Task prompt: Reproduce the records below in full and without edits, omitting images.

Listed entries:
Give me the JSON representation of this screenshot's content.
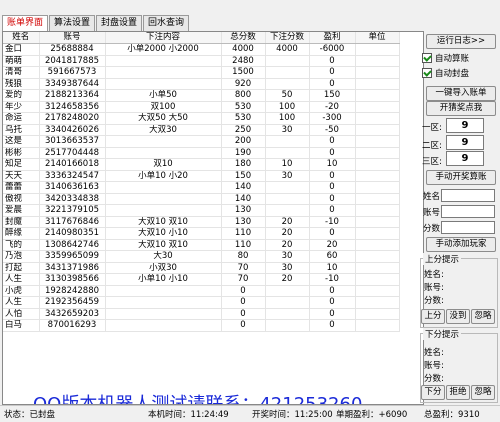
{
  "tabs": [
    "账单界面",
    "算法设置",
    "封盘设置",
    "回水查询"
  ],
  "columns": [
    "姓名",
    "账号",
    "下注内容",
    "总分数",
    "下注分数",
    "盈利",
    "单位"
  ],
  "rows": [
    [
      "金口",
      "25688884",
      "小单2000 小2000",
      "4000",
      "4000",
      "-6000",
      ""
    ],
    [
      "萌萌",
      "2041817885",
      "",
      "2480",
      "",
      "0",
      ""
    ],
    [
      "清哥",
      "591667573",
      "",
      "1500",
      "",
      "0",
      ""
    ],
    [
      "残狼",
      "3349387644",
      "",
      "920",
      "",
      "0",
      ""
    ],
    [
      "爱的",
      "2188213364",
      "小单50",
      "800",
      "50",
      "150",
      ""
    ],
    [
      "年少",
      "3124658356",
      "双100",
      "530",
      "100",
      "-20",
      ""
    ],
    [
      "命运",
      "2178248020",
      "大双50 大50",
      "530",
      "100",
      "-300",
      ""
    ],
    [
      "乌托",
      "3340426026",
      "大双30",
      "250",
      "30",
      "-50",
      ""
    ],
    [
      "这是",
      "3013663537",
      "",
      "200",
      "",
      "0",
      ""
    ],
    [
      "彬彬",
      "2517704448",
      "",
      "190",
      "",
      "0",
      ""
    ],
    [
      "知足",
      "2140166018",
      "双10",
      "180",
      "10",
      "10",
      ""
    ],
    [
      "天天",
      "3336324547",
      "小单10 小20",
      "150",
      "30",
      "0",
      ""
    ],
    [
      "蕾蕾",
      "3140636163",
      "",
      "140",
      "",
      "0",
      ""
    ],
    [
      "傲视",
      "3420334838",
      "",
      "140",
      "",
      "0",
      ""
    ],
    [
      "爱晨",
      "3221379105",
      "",
      "130",
      "",
      "0",
      ""
    ],
    [
      "封魔",
      "3117676846",
      "大双10 双10",
      "130",
      "20",
      "-10",
      ""
    ],
    [
      "醉缘",
      "2140980351",
      "大双10 小10",
      "110",
      "20",
      "0",
      ""
    ],
    [
      "飞的",
      "1308642746",
      "大双10 双10",
      "110",
      "20",
      "20",
      ""
    ],
    [
      "乃泡",
      "3359965099",
      "大30",
      "80",
      "30",
      "60",
      ""
    ],
    [
      "打起",
      "3431371986",
      "小双30",
      "70",
      "30",
      "10",
      ""
    ],
    [
      "人生",
      "3130398566",
      "小单10 小10",
      "70",
      "20",
      "-10",
      ""
    ],
    [
      "小虎",
      "1928242880",
      "",
      "0",
      "",
      "0",
      ""
    ],
    [
      "人生",
      "2192356459",
      "",
      "0",
      "",
      "0",
      ""
    ],
    [
      "人怕",
      "3432659203",
      "",
      "0",
      "",
      "0",
      ""
    ],
    [
      "白马",
      "870016293",
      "",
      "0",
      "",
      "0",
      ""
    ]
  ],
  "overlay": "QQ版本机器人测试请联系：421253260",
  "right": {
    "log_btn": "运行日志>>",
    "auto_calc": "自动算账",
    "auto_seal": "自动封盘",
    "import_btn": "一键导入账单",
    "lottery_btn": "开猜奖点我",
    "zone1_label": "一区:",
    "zone1_val": "9",
    "zone2_label": "二区:",
    "zone2_val": "9",
    "zone3_label": "三区:",
    "zone3_val": "9",
    "open_bill_btn": "手动开奖算账",
    "name_label": "姓名:",
    "account_label": "账号:",
    "score_label": "分数:",
    "add_player_btn": "手动添加玩家",
    "up_group": "上分提示",
    "up_name": "姓名:",
    "up_account": "账号:",
    "up_score": "分数:",
    "up_btn": "上分",
    "up_reject": "没到",
    "up_ignore": "忽略",
    "down_group": "下分提示",
    "down_name": "姓名:",
    "down_account": "账号:",
    "down_score": "分数:",
    "down_btn": "下分",
    "down_reject": "拒绝",
    "down_ignore": "忽略"
  },
  "status": {
    "state": "状态：已封盘",
    "local_time": "本机时间：11:24:49",
    "open_time": "开奖时间：11:25:00",
    "period_profit": "单期盈利：+6090",
    "total_profit": "总盈利：9310"
  }
}
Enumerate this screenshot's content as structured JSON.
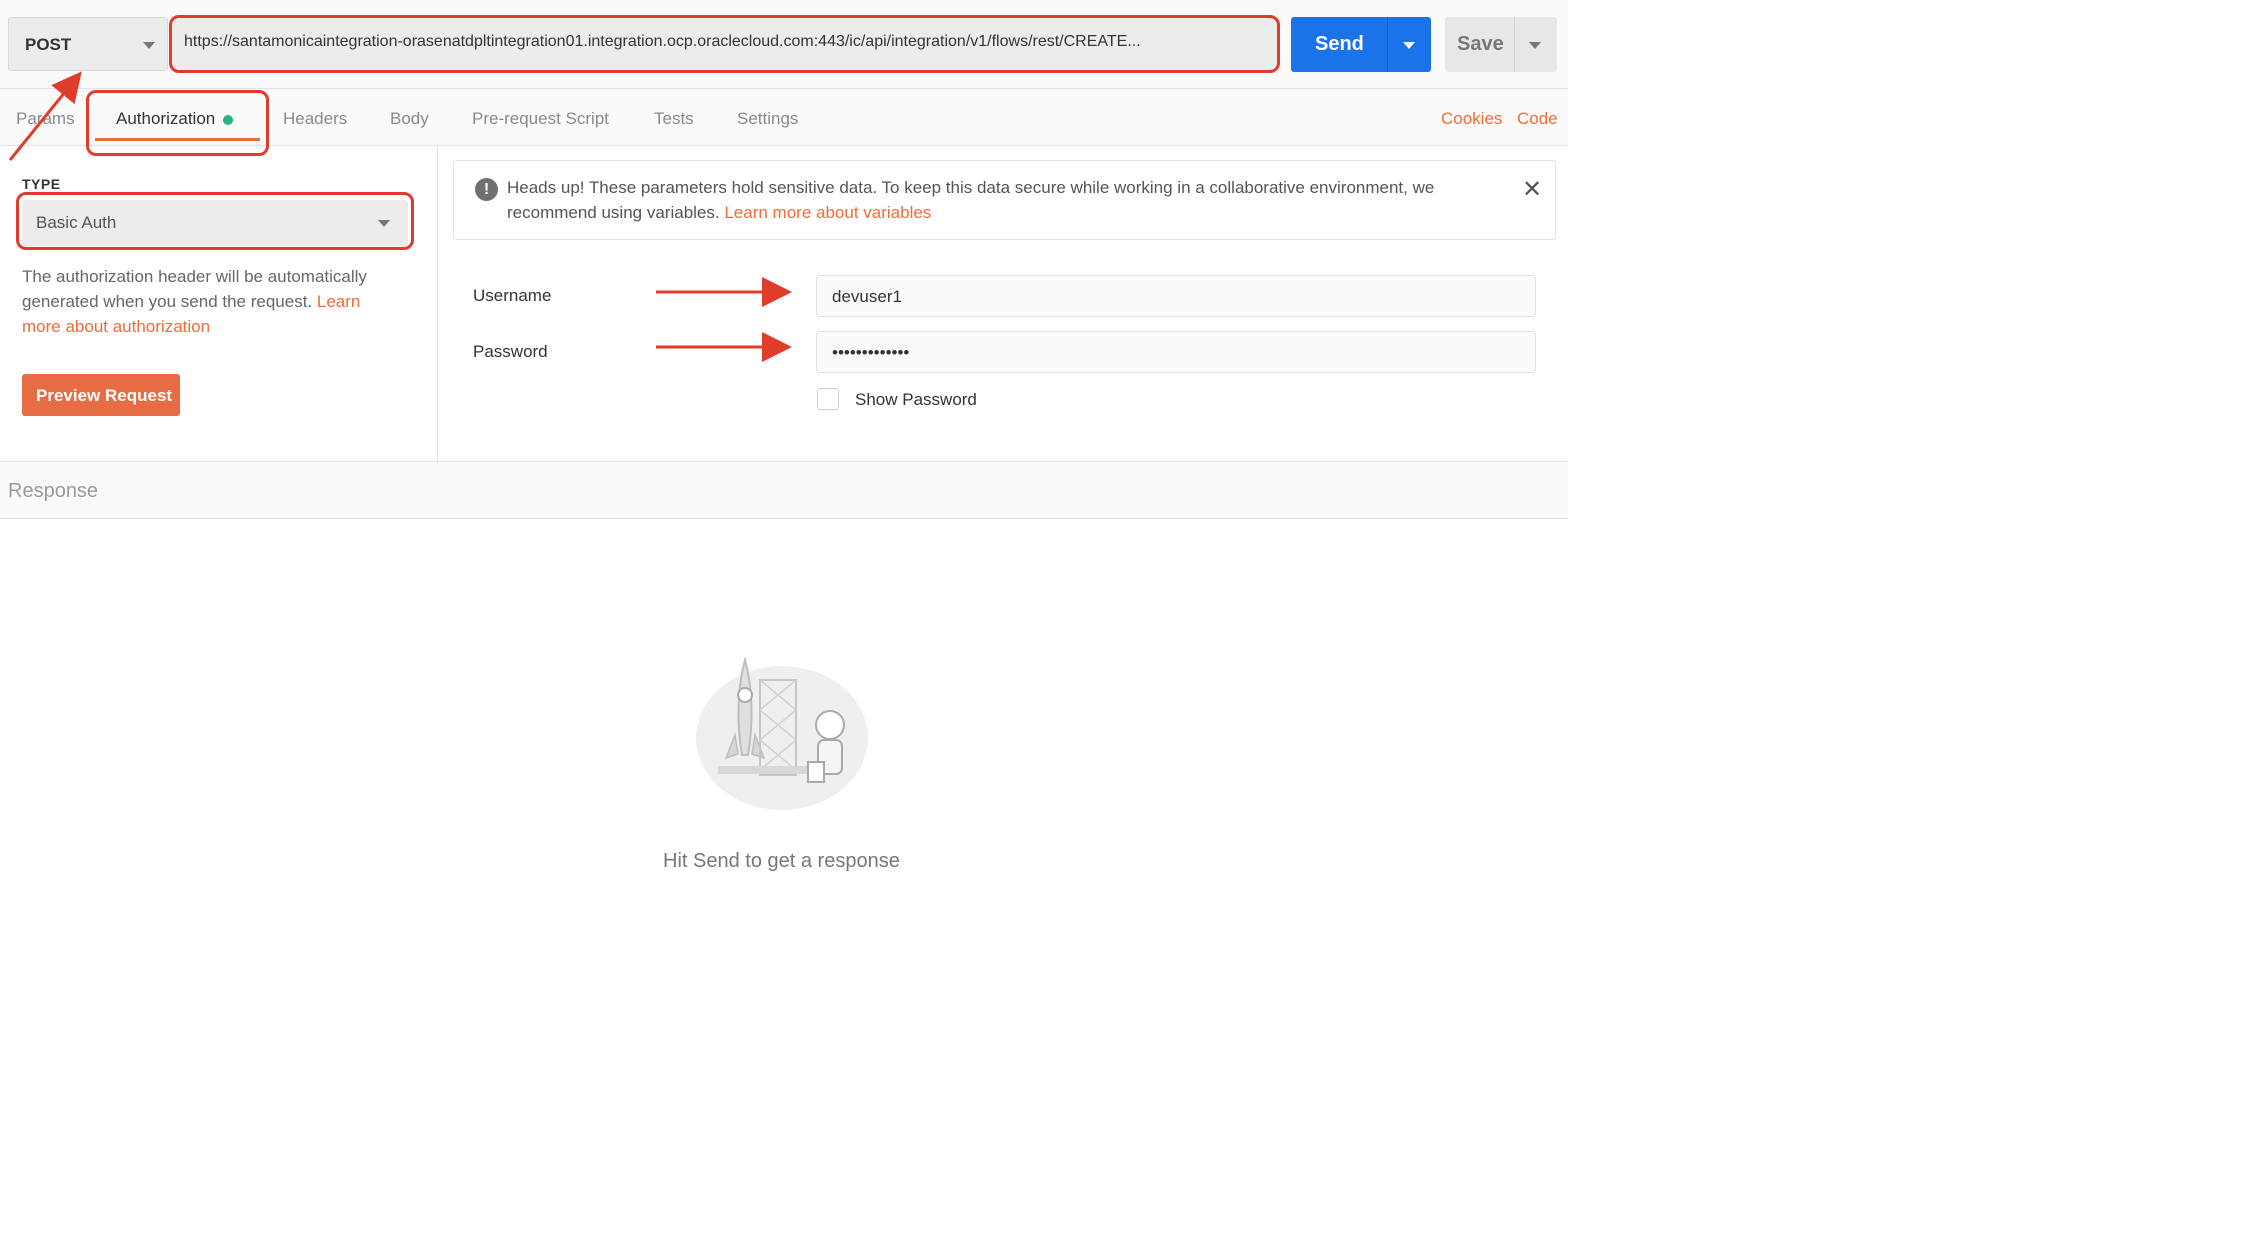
{
  "request": {
    "method": "POST",
    "url": "https://santamonicaintegration-orasenatdpltintegration01.integration.ocp.oraclecloud.com:443/ic/api/integration/v1/flows/rest/CREATE...",
    "send_label": "Send",
    "save_label": "Save"
  },
  "tabs": [
    {
      "label": "Params"
    },
    {
      "label": "Authorization"
    },
    {
      "label": "Headers"
    },
    {
      "label": "Body"
    },
    {
      "label": "Pre-request Script"
    },
    {
      "label": "Tests"
    },
    {
      "label": "Settings"
    }
  ],
  "links": {
    "cookies": "Cookies",
    "code": "Code"
  },
  "auth": {
    "type_label": "TYPE",
    "type_value": "Basic Auth",
    "description": "The authorization header will be automatically generated when you send the request.",
    "learn_link": "Learn more about authorization",
    "preview_label": "Preview Request"
  },
  "notice": {
    "text": "Heads up! These parameters hold sensitive data. To keep this data secure while working in a collaborative environment, we recommend using variables.",
    "link": "Learn more about variables",
    "close": "✕"
  },
  "form": {
    "username_label": "Username",
    "username_value": "devuser1",
    "password_label": "Password",
    "password_value": "•••••••••••••",
    "show_password_label": "Show Password"
  },
  "response": {
    "title": "Response",
    "hint": "Hit Send to get a response"
  },
  "colors": {
    "accent": "#f26b3a",
    "send": "#1a73e8",
    "annotation": "#e03c2c",
    "dot": "#26b47f"
  }
}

Finished exercise:
Give me the JSON representation of this screenshot's content.
{
  "tabs": [
    "账单界面",
    "算法设置",
    "封盘设置",
    "回水查询"
  ],
  "columns": [
    "姓名",
    "账号",
    "下注内容",
    "总分数",
    "下注分数",
    "盈利",
    "单位"
  ],
  "rows": [
    [
      "金口",
      "25688884",
      "小单2000 小2000",
      "4000",
      "4000",
      "-6000",
      ""
    ],
    [
      "萌萌",
      "2041817885",
      "",
      "2480",
      "",
      "0",
      ""
    ],
    [
      "清哥",
      "591667573",
      "",
      "1500",
      "",
      "0",
      ""
    ],
    [
      "残狼",
      "3349387644",
      "",
      "920",
      "",
      "0",
      ""
    ],
    [
      "爱的",
      "2188213364",
      "小单50",
      "800",
      "50",
      "150",
      ""
    ],
    [
      "年少",
      "3124658356",
      "双100",
      "530",
      "100",
      "-20",
      ""
    ],
    [
      "命运",
      "2178248020",
      "大双50 大50",
      "530",
      "100",
      "-300",
      ""
    ],
    [
      "乌托",
      "3340426026",
      "大双30",
      "250",
      "30",
      "-50",
      ""
    ],
    [
      "这是",
      "3013663537",
      "",
      "200",
      "",
      "0",
      ""
    ],
    [
      "彬彬",
      "2517704448",
      "",
      "190",
      "",
      "0",
      ""
    ],
    [
      "知足",
      "2140166018",
      "双10",
      "180",
      "10",
      "10",
      ""
    ],
    [
      "天天",
      "3336324547",
      "小单10 小20",
      "150",
      "30",
      "0",
      ""
    ],
    [
      "蕾蕾",
      "3140636163",
      "",
      "140",
      "",
      "0",
      ""
    ],
    [
      "傲视",
      "3420334838",
      "",
      "140",
      "",
      "0",
      ""
    ],
    [
      "爱晨",
      "3221379105",
      "",
      "130",
      "",
      "0",
      ""
    ],
    [
      "封魔",
      "3117676846",
      "大双10 双10",
      "130",
      "20",
      "-10",
      ""
    ],
    [
      "醉缘",
      "2140980351",
      "大双10 小10",
      "110",
      "20",
      "0",
      ""
    ],
    [
      "飞的",
      "1308642746",
      "大双10 双10",
      "110",
      "20",
      "20",
      ""
    ],
    [
      "乃泡",
      "3359965099",
      "大30",
      "80",
      "30",
      "60",
      ""
    ],
    [
      "打起",
      "3431371986",
      "小双30",
      "70",
      "30",
      "10",
      ""
    ],
    [
      "人生",
      "3130398566",
      "小单10 小10",
      "70",
      "20",
      "-10",
      ""
    ],
    [
      "小虎",
      "1928242880",
      "",
      "0",
      "",
      "0",
      ""
    ],
    [
      "人生",
      "2192356459",
      "",
      "0",
      "",
      "0",
      ""
    ],
    [
      "人怕",
      "3432659203",
      "",
      "0",
      "",
      "0",
      ""
    ],
    [
      "白马",
      "870016293",
      "",
      "0",
      "",
      "0",
      ""
    ]
  ],
  "overlay": "QQ版本机器人测试请联系：421253260",
  "right": {
    "log_btn": "运行日志>>",
    "auto_calc": "自动算账",
    "auto_seal": "自动封盘",
    "import_btn": "一键导入账单",
    "lottery_btn": "开猜奖点我",
    "zone1_label": "一区:",
    "zone1_val": "9",
    "zone2_label": "二区:",
    "zone2_val": "9",
    "zone3_label": "三区:",
    "zone3_val": "9",
    "open_bill_btn": "手动开奖算账",
    "name_label": "姓名:",
    "account_label": "账号:",
    "score_label": "分数:",
    "add_player_btn": "手动添加玩家",
    "up_group": "上分提示",
    "up_name": "姓名:",
    "up_account": "账号:",
    "up_score": "分数:",
    "up_btn": "上分",
    "up_reject": "没到",
    "up_ignore": "忽略",
    "down_group": "下分提示",
    "down_name": "姓名:",
    "down_account": "账号:",
    "down_score": "分数:",
    "down_btn": "下分",
    "down_reject": "拒绝",
    "down_ignore": "忽略"
  },
  "status": {
    "state": "状态：已封盘",
    "local_time": "本机时间：11:24:49",
    "open_time": "开奖时间：11:25:00",
    "period_profit": "单期盈利：+6090",
    "total_profit": "总盈利：9310"
  }
}
Enumerate this screenshot's content as structured JSON.
{
  "request": {
    "method": "POST",
    "url": "https://santamonicaintegration-orasenatdpltintegration01.integration.ocp.oraclecloud.com:443/ic/api/integration/v1/flows/rest/CREATE...",
    "send_label": "Send",
    "save_label": "Save"
  },
  "tabs": [
    {
      "label": "Params"
    },
    {
      "label": "Authorization"
    },
    {
      "label": "Headers"
    },
    {
      "label": "Body"
    },
    {
      "label": "Pre-request Script"
    },
    {
      "label": "Tests"
    },
    {
      "label": "Settings"
    }
  ],
  "links": {
    "cookies": "Cookies",
    "code": "Code"
  },
  "auth": {
    "type_label": "TYPE",
    "type_value": "Basic Auth",
    "description": "The authorization header will be automatically generated when you send the request.",
    "learn_link": "Learn more about authorization",
    "preview_label": "Preview Request"
  },
  "notice": {
    "text": "Heads up! These parameters hold sensitive data. To keep this data secure while working in a collaborative environment, we recommend using variables.",
    "link": "Learn more about variables",
    "close": "✕"
  },
  "form": {
    "username_label": "Username",
    "username_value": "devuser1",
    "password_label": "Password",
    "password_value": "•••••••••••••",
    "show_password_label": "Show Password"
  },
  "response": {
    "title": "Response",
    "hint": "Hit Send to get a response"
  },
  "colors": {
    "accent": "#f26b3a",
    "send": "#1a73e8",
    "annotation": "#e03c2c",
    "dot": "#26b47f"
  }
}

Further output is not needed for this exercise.